§ **Data extracted from a collection**:
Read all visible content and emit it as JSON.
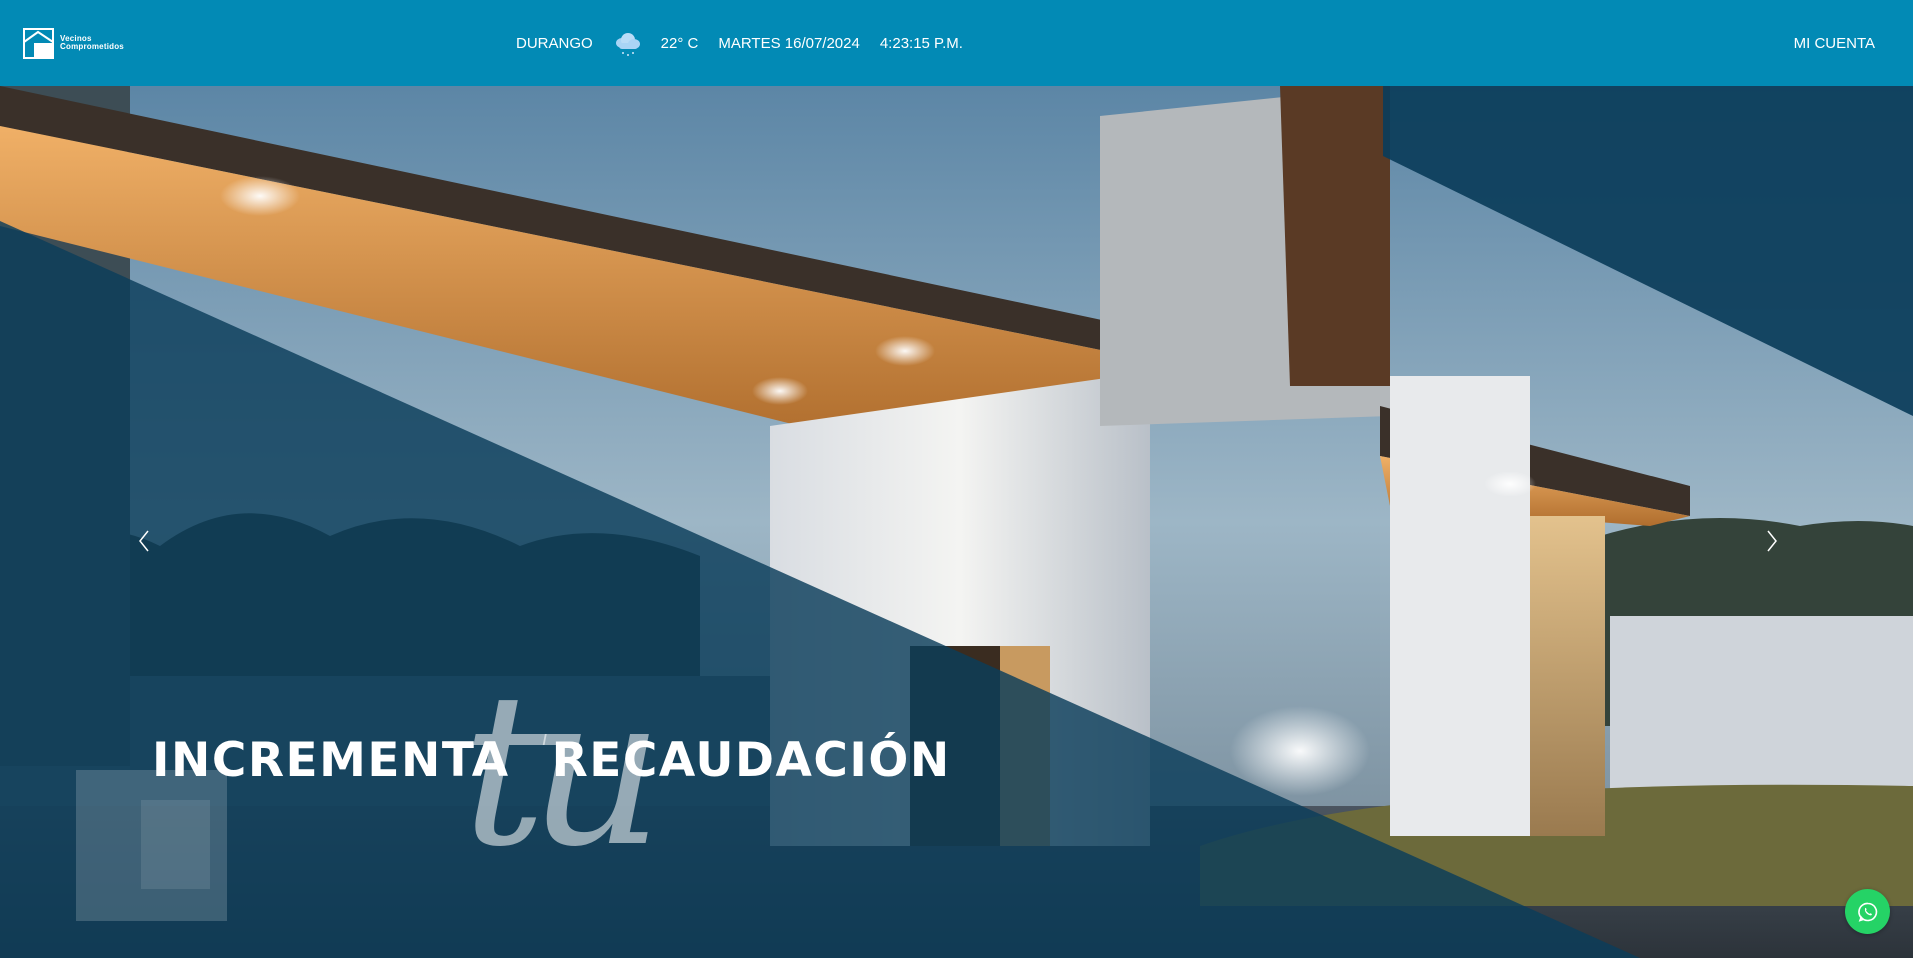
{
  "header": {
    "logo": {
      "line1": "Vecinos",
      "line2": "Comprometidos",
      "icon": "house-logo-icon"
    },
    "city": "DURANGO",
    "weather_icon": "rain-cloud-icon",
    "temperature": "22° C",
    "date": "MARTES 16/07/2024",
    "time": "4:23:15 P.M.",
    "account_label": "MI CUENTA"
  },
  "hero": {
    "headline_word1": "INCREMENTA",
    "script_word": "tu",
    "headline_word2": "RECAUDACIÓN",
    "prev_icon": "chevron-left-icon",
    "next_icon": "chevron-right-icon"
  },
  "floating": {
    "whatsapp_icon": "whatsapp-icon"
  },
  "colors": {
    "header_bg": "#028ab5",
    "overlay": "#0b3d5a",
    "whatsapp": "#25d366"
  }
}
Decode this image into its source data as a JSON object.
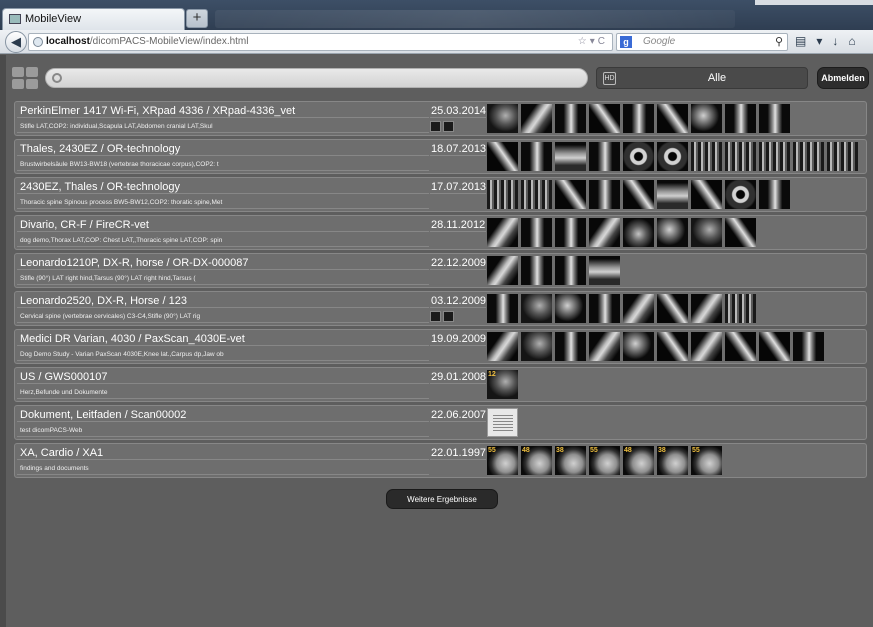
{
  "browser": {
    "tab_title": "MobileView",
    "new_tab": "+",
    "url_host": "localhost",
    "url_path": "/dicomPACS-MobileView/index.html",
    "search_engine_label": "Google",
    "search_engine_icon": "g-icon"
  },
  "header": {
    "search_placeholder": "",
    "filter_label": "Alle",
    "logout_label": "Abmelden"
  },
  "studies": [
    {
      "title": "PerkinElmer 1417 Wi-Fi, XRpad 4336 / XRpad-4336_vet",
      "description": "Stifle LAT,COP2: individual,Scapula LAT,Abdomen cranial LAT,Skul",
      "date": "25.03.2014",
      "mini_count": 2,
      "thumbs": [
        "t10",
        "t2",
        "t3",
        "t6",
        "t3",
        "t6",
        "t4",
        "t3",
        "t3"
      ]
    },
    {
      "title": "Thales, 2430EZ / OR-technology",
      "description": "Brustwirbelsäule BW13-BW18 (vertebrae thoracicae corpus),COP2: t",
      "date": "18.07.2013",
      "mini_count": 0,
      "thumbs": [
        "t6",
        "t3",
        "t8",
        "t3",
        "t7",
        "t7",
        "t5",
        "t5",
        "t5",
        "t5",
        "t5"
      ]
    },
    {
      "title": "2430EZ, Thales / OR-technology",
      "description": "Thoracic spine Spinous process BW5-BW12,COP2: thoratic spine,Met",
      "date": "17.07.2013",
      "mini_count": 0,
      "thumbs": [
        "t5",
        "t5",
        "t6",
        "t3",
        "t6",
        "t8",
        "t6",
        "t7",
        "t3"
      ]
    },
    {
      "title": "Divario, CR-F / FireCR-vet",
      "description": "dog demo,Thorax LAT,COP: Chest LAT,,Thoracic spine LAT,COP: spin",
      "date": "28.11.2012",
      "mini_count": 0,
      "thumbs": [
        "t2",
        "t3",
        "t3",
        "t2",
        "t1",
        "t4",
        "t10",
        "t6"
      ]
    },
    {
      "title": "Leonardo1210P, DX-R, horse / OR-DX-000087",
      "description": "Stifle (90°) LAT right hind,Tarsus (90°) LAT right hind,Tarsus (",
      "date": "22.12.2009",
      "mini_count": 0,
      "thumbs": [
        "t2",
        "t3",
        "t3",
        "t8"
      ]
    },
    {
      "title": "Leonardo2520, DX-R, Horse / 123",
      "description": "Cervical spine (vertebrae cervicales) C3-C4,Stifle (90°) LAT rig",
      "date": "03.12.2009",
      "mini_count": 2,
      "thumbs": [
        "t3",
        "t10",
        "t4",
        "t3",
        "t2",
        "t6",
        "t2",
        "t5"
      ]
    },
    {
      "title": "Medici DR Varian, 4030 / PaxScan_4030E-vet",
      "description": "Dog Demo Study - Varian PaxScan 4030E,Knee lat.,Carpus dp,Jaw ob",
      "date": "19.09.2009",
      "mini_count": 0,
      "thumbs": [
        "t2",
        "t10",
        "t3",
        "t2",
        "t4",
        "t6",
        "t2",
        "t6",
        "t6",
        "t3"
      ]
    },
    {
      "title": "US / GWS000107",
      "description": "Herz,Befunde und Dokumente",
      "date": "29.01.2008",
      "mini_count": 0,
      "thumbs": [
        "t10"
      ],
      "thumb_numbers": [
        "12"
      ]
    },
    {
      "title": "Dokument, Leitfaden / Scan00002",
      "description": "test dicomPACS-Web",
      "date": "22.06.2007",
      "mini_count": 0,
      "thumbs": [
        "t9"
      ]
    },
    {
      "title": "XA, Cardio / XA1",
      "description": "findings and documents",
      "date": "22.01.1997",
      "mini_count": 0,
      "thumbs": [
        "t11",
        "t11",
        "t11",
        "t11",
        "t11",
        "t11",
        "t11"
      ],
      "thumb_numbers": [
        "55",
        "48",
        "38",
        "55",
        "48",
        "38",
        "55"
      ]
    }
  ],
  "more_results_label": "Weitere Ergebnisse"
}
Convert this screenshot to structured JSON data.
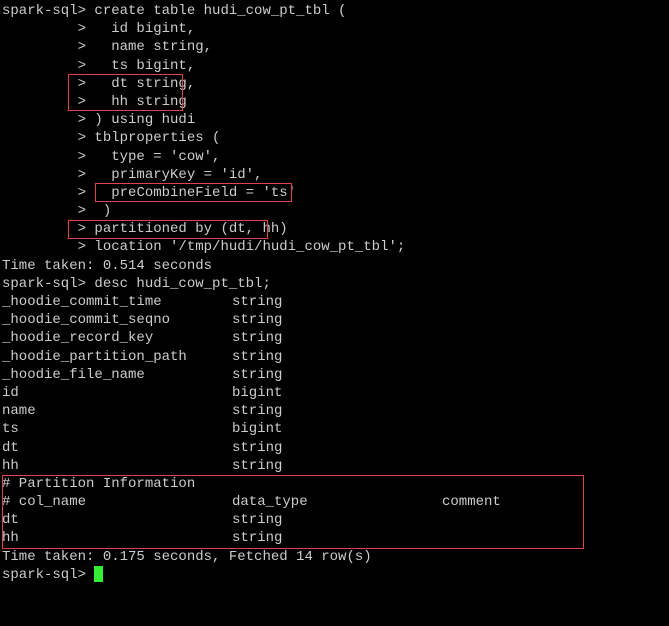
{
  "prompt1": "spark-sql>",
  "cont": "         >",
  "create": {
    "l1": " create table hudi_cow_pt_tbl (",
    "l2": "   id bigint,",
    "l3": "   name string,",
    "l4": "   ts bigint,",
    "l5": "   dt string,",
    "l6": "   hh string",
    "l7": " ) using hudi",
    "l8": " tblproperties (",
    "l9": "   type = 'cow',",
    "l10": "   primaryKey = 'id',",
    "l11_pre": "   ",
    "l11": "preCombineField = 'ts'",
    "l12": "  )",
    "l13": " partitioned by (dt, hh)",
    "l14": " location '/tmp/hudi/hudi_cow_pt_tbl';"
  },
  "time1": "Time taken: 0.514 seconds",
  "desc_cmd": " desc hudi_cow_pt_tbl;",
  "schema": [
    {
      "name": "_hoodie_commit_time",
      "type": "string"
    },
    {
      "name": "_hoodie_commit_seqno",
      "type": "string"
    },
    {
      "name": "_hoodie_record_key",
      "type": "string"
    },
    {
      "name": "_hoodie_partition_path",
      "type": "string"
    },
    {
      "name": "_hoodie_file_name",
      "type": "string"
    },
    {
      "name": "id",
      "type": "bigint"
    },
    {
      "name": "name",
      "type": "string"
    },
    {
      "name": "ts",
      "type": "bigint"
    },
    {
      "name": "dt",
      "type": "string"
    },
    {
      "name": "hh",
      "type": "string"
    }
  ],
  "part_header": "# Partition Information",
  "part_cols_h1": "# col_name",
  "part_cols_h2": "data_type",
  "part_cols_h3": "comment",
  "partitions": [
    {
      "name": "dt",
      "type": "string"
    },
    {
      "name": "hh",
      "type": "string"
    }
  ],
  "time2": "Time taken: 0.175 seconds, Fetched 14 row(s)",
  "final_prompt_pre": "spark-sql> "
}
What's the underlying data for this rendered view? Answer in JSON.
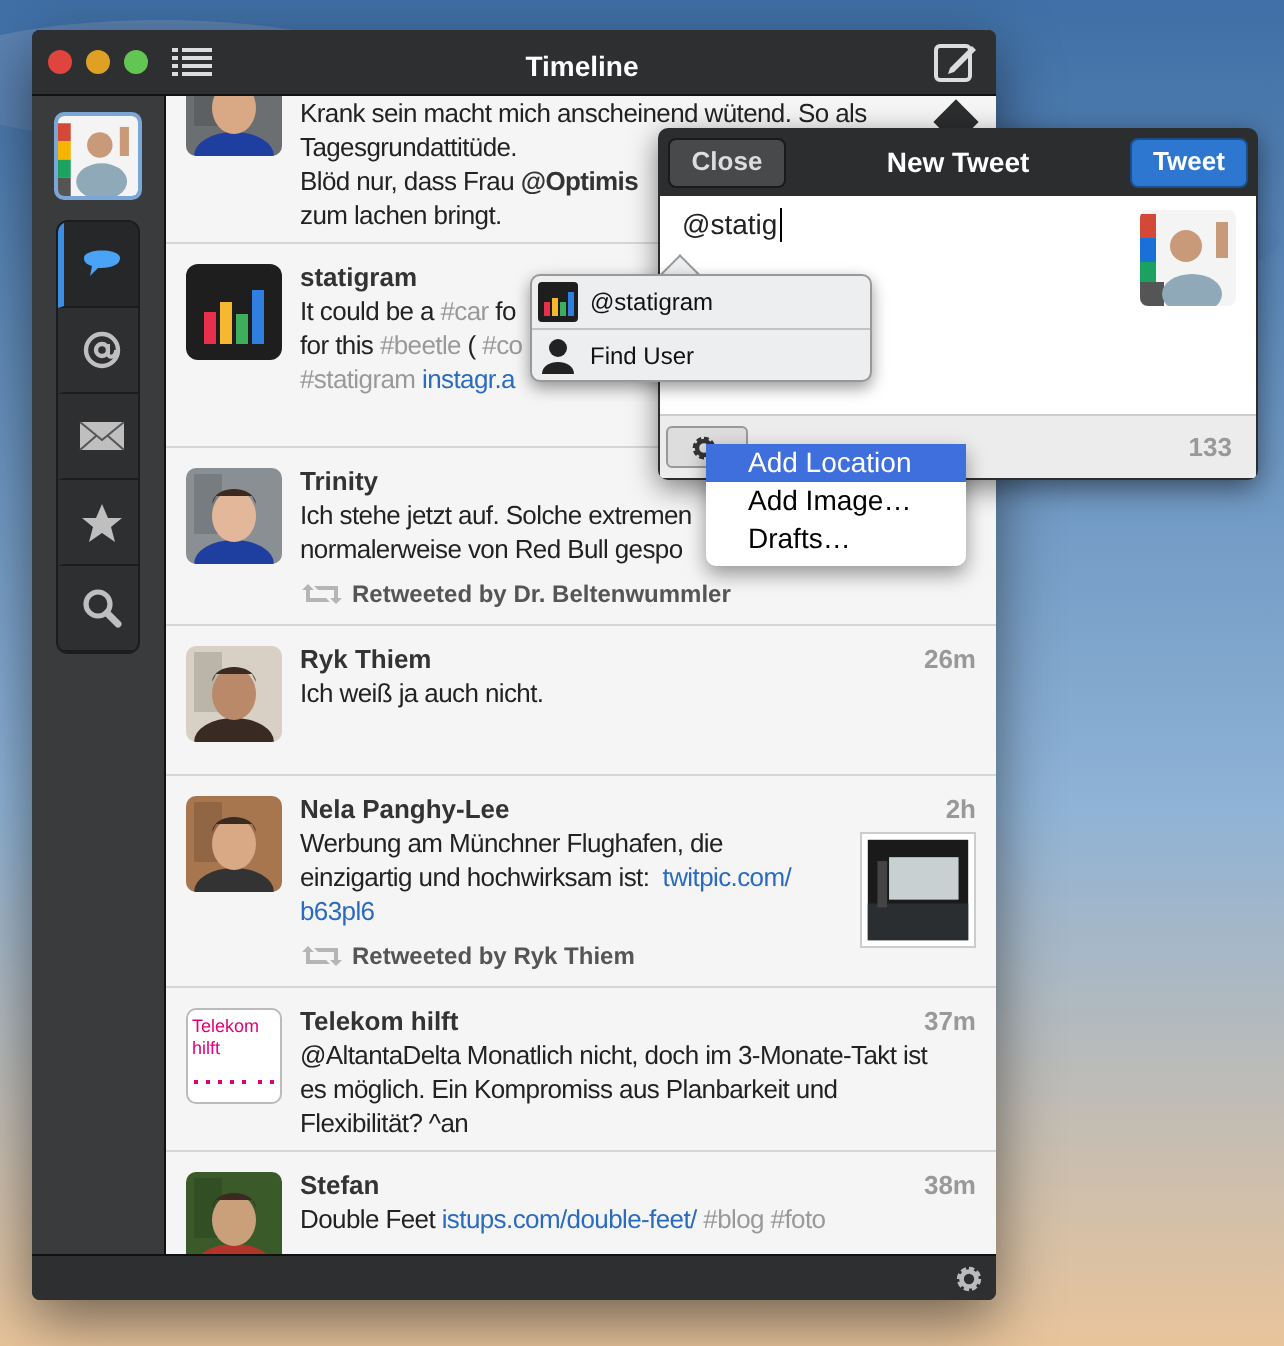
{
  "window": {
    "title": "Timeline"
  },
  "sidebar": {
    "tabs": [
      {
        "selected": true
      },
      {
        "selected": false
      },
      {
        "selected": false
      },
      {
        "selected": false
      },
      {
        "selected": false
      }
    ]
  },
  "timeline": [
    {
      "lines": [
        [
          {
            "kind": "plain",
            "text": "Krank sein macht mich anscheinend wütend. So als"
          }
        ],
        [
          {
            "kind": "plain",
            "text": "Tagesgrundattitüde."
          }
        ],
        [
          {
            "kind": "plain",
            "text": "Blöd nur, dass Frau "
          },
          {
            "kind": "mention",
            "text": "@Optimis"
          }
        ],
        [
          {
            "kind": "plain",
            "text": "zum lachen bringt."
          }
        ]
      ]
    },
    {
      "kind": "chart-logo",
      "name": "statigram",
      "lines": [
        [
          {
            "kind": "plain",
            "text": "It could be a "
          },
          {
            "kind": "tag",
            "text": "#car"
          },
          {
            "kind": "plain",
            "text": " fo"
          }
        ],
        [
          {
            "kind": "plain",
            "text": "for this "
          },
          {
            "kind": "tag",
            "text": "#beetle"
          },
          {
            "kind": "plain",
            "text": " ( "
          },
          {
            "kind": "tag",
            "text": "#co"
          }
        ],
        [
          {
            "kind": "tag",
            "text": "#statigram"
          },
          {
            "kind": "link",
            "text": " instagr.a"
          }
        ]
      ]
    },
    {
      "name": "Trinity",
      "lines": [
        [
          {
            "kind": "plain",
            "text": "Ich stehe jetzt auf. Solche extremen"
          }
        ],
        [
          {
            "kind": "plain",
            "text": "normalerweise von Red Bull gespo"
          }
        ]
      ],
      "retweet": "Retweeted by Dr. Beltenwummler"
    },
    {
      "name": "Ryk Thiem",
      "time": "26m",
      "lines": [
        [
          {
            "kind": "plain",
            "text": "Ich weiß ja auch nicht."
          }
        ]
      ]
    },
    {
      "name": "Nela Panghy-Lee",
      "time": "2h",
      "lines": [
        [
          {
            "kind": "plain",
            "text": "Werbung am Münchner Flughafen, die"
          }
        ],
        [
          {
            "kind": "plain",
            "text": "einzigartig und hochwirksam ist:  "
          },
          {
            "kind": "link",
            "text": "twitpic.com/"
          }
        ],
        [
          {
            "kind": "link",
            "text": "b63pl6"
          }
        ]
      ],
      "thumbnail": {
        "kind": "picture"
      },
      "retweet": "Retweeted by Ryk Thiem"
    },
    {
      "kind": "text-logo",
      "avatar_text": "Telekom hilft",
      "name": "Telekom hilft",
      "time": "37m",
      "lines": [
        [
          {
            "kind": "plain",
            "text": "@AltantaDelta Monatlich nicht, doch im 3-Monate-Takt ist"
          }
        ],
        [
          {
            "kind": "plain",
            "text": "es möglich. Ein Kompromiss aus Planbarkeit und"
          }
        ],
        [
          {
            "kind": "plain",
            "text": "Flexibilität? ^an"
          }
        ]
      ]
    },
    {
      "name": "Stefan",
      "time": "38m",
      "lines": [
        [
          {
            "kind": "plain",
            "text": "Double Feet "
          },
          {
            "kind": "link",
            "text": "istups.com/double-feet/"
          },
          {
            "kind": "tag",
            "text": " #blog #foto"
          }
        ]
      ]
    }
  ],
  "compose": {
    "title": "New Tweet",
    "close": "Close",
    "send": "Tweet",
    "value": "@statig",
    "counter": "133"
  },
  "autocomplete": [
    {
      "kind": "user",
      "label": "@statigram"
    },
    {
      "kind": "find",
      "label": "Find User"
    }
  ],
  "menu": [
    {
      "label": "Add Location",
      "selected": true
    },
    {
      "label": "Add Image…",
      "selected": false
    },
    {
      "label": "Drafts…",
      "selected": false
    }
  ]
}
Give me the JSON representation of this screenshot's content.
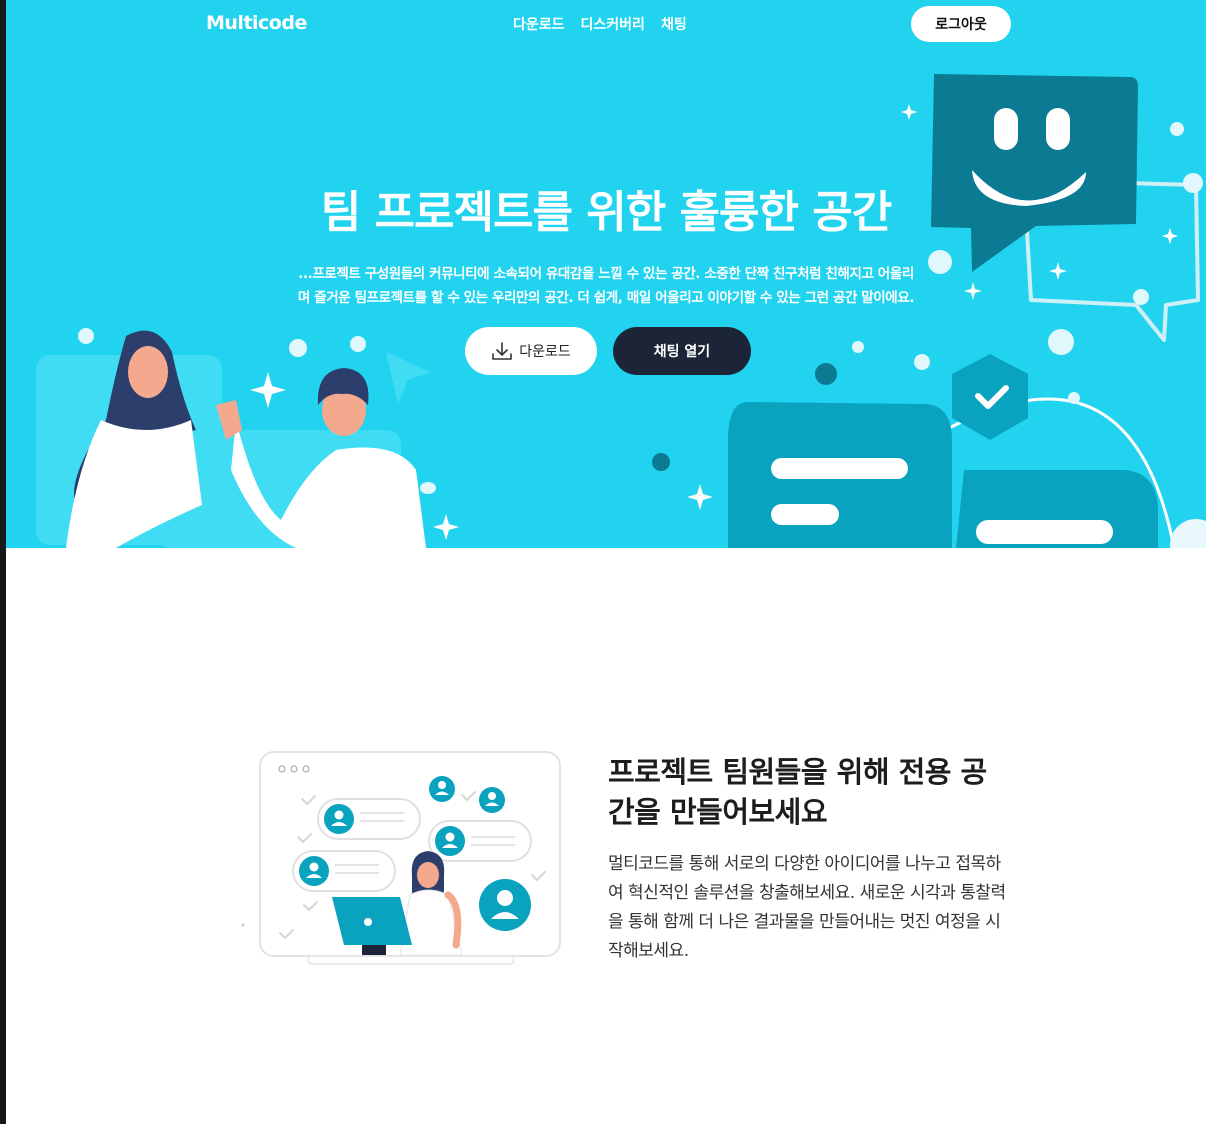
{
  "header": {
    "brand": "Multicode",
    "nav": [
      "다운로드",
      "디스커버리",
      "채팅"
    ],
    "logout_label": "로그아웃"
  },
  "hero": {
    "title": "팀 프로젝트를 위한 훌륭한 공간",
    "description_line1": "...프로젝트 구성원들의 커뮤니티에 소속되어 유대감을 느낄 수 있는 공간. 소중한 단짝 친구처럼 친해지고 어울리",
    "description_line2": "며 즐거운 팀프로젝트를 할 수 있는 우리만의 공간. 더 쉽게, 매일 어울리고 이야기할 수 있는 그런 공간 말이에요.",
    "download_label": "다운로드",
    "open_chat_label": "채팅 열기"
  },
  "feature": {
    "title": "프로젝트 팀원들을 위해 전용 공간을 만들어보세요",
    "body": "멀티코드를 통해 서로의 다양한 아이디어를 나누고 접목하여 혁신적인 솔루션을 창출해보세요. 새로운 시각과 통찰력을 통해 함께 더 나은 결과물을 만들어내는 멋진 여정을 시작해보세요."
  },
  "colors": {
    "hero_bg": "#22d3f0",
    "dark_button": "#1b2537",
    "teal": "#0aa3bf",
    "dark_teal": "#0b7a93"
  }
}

§ **What to do**: Report only how many lines in the listing contain the string "content".

§ **Finished answer**: 2